⟨

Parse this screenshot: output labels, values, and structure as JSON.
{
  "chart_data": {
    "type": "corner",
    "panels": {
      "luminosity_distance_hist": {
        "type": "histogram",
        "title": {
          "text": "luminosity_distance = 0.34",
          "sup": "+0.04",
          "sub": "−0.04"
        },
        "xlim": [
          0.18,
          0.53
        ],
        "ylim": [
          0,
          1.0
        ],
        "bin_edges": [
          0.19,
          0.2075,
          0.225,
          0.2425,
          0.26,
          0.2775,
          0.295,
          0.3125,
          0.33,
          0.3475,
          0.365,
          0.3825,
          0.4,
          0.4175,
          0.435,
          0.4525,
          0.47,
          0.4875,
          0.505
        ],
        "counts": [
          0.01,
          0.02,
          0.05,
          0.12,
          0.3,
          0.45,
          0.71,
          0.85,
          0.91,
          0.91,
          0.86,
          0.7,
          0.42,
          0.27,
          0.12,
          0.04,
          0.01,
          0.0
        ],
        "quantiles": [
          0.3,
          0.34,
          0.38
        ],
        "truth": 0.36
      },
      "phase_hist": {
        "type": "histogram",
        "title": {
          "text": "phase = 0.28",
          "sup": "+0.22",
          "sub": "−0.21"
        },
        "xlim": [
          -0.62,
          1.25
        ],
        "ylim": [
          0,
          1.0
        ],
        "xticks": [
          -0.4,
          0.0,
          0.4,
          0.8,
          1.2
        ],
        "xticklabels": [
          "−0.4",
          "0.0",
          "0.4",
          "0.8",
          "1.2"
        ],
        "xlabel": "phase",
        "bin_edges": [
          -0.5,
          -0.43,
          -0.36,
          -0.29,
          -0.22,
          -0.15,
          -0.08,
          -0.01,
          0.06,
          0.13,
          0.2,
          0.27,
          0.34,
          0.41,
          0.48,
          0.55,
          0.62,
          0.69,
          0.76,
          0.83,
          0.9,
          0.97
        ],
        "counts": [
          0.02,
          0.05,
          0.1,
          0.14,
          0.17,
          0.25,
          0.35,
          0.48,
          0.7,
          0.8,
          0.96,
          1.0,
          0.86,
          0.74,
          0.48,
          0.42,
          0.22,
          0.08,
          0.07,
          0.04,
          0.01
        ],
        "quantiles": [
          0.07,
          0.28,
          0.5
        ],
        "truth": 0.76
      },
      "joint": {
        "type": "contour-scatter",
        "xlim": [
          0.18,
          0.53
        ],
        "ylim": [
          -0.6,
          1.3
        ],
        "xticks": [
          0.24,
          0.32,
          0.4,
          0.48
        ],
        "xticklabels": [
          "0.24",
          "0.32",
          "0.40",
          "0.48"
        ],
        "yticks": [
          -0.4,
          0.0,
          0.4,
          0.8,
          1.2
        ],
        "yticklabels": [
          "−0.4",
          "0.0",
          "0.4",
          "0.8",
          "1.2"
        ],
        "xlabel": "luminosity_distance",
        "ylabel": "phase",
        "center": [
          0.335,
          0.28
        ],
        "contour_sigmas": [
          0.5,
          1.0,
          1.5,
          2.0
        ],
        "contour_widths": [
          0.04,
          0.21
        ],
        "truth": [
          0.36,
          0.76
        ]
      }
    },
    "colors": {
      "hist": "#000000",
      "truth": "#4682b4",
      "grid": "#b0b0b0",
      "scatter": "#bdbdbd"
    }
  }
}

⟩

Written request >> Copy each line of the records above that carries the word "truth".

Completed exercise >>
        "truth": 0.36
        "truth": 0.76
        "truth": [
      "truth": "#4682b4",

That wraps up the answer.